--- Begin ---

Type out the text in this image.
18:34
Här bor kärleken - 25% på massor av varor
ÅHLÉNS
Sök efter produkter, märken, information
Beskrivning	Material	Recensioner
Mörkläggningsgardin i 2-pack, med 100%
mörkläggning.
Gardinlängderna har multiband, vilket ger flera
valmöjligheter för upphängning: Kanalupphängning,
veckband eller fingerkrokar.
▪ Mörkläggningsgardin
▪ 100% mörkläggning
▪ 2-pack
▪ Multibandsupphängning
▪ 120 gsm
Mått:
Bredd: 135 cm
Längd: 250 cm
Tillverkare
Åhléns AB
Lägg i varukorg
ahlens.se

--- End ---
--- Begin ---

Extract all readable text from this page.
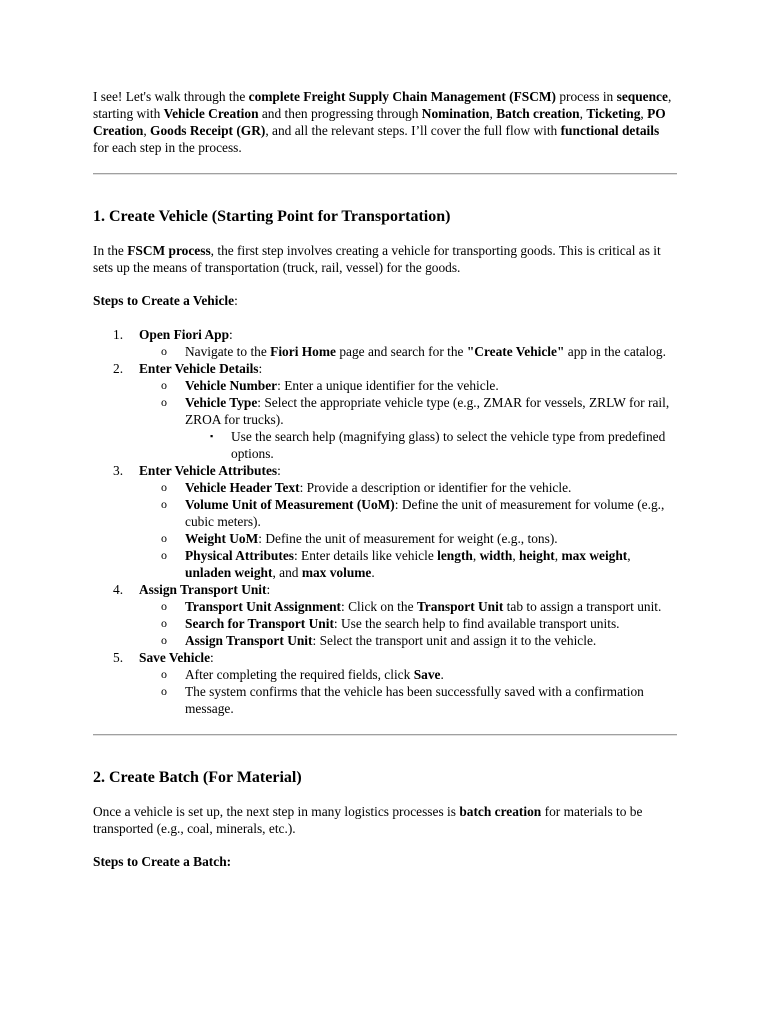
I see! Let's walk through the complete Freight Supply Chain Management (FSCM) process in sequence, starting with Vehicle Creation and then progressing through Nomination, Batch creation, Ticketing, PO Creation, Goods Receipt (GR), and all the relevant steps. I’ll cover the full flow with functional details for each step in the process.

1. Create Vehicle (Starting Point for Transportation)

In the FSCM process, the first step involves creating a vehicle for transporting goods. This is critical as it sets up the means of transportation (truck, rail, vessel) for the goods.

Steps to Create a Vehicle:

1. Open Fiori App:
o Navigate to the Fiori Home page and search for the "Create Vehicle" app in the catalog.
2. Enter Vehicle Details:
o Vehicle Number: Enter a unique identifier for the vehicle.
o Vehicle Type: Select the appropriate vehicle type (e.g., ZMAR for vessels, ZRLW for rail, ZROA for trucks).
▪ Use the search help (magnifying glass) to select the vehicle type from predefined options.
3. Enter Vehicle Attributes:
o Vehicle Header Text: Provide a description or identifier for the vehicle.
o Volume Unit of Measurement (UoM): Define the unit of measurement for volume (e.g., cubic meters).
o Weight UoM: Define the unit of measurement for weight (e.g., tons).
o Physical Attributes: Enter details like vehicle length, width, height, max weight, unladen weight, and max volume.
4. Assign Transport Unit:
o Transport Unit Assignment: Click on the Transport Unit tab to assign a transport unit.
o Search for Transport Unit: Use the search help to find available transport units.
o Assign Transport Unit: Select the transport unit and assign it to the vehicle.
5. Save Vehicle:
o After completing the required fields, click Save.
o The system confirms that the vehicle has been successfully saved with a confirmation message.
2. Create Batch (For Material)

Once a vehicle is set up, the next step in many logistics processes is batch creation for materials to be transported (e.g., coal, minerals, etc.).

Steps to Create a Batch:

--- End ---
--- Begin ---

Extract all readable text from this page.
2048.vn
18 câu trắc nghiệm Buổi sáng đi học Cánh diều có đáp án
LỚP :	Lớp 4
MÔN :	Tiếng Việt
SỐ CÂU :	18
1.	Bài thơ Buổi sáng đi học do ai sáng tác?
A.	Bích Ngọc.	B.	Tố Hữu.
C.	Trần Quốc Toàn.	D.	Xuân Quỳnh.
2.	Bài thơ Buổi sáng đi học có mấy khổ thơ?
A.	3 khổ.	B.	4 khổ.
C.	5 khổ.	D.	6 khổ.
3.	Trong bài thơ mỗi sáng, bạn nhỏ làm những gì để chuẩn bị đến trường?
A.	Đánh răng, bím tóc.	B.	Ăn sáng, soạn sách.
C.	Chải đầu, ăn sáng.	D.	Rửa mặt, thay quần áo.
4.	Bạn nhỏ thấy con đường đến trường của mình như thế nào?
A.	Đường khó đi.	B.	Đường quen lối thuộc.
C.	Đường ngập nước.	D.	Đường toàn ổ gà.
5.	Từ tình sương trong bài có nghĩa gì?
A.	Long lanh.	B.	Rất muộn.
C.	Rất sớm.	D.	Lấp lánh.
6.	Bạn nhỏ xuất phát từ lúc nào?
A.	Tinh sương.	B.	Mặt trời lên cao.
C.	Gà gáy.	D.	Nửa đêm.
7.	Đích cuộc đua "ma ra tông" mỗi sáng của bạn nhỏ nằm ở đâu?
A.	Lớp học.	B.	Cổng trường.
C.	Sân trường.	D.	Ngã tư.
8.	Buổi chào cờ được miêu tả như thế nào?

--- End ---

Give the number of lines that hold the word "Attributes" in these records, with nothing added.

### CORRECT OUTPUT
2